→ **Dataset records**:
━━━━━━━━━━━━━━━━━━━━
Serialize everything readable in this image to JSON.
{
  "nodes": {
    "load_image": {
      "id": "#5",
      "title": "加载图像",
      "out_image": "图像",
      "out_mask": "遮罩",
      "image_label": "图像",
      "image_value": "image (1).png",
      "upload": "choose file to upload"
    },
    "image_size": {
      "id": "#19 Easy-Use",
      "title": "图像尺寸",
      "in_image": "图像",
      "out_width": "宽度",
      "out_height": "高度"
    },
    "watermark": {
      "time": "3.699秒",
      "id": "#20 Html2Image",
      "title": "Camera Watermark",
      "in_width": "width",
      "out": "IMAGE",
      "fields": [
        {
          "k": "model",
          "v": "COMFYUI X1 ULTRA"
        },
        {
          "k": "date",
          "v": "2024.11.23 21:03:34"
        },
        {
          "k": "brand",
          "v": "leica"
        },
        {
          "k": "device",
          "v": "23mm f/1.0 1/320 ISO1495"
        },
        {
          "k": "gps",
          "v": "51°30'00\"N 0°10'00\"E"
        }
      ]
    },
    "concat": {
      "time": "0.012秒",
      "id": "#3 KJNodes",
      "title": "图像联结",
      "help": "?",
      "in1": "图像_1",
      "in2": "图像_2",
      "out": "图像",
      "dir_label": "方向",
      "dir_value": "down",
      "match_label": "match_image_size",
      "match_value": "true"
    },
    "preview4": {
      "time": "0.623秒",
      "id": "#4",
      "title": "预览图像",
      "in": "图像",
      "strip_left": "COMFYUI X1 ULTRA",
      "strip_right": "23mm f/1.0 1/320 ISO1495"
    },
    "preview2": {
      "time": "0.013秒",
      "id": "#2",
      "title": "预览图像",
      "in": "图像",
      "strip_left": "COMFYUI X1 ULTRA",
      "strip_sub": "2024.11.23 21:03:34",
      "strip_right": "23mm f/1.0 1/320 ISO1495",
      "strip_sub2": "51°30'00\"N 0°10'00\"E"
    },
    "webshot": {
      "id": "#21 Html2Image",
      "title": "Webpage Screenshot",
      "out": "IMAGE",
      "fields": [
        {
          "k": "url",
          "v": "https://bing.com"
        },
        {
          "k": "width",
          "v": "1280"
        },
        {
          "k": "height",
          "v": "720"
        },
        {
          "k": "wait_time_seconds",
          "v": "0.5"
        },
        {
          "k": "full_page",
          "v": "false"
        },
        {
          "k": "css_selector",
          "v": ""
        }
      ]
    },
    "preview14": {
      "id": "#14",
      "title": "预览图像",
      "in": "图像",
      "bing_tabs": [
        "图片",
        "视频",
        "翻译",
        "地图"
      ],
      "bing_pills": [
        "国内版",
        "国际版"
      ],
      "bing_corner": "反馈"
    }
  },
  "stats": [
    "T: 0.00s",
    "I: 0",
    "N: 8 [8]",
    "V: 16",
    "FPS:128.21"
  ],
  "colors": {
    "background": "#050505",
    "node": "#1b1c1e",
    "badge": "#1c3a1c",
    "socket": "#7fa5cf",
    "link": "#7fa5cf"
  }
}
━━━━━━━━━━━━━━━━━━━━
→ **WORK TO BE COMPLETED**:
All records above must be set down exactly, please.

→ **EXERCISE RESULT**:
Serialize everything readable in this image to JSON.
{
  "nodes": {
    "load_image": {
      "id": "#5",
      "title": "加载图像",
      "out_image": "图像",
      "out_mask": "遮罩",
      "image_label": "图像",
      "image_value": "image (1).png",
      "upload": "choose file to upload"
    },
    "image_size": {
      "id": "#19 Easy-Use",
      "title": "图像尺寸",
      "in_image": "图像",
      "out_width": "宽度",
      "out_height": "高度"
    },
    "watermark": {
      "time": "3.699秒",
      "id": "#20 Html2Image",
      "title": "Camera Watermark",
      "in_width": "width",
      "out": "IMAGE",
      "fields": [
        {
          "k": "model",
          "v": "COMFYUI X1 ULTRA"
        },
        {
          "k": "date",
          "v": "2024.11.23 21:03:34"
        },
        {
          "k": "brand",
          "v": "leica"
        },
        {
          "k": "device",
          "v": "23mm f/1.0 1/320 ISO1495"
        },
        {
          "k": "gps",
          "v": "51°30'00\"N 0°10'00\"E"
        }
      ]
    },
    "concat": {
      "time": "0.012秒",
      "id": "#3 KJNodes",
      "title": "图像联结",
      "help": "?",
      "in1": "图像_1",
      "in2": "图像_2",
      "out": "图像",
      "dir_label": "方向",
      "dir_value": "down",
      "match_label": "match_image_size",
      "match_value": "true"
    },
    "preview4": {
      "time": "0.623秒",
      "id": "#4",
      "title": "预览图像",
      "in": "图像",
      "strip_left": "COMFYUI X1 ULTRA",
      "strip_right": "23mm f/1.0 1/320 ISO1495"
    },
    "preview2": {
      "time": "0.013秒",
      "id": "#2",
      "title": "预览图像",
      "in": "图像",
      "strip_left": "COMFYUI X1 ULTRA",
      "strip_sub": "2024.11.23 21:03:34",
      "strip_right": "23mm f/1.0 1/320 ISO1495",
      "strip_sub2": "51°30'00\"N 0°10'00\"E"
    },
    "webshot": {
      "id": "#21 Html2Image",
      "title": "Webpage Screenshot",
      "out": "IMAGE",
      "fields": [
        {
          "k": "url",
          "v": "https://bing.com"
        },
        {
          "k": "width",
          "v": "1280"
        },
        {
          "k": "height",
          "v": "720"
        },
        {
          "k": "wait_time_seconds",
          "v": "0.5"
        },
        {
          "k": "full_page",
          "v": "false"
        },
        {
          "k": "css_selector",
          "v": ""
        }
      ]
    },
    "preview14": {
      "id": "#14",
      "title": "预览图像",
      "in": "图像",
      "bing_tabs": [
        "图片",
        "视频",
        "翻译",
        "地图"
      ],
      "bing_pills": [
        "国内版",
        "国际版"
      ],
      "bing_corner": "反馈"
    }
  },
  "stats": [
    "T: 0.00s",
    "I: 0",
    "N: 8 [8]",
    "V: 16",
    "FPS:128.21"
  ],
  "colors": {
    "background": "#050505",
    "node": "#1b1c1e",
    "badge": "#1c3a1c",
    "socket": "#7fa5cf",
    "link": "#7fa5cf"
  }
}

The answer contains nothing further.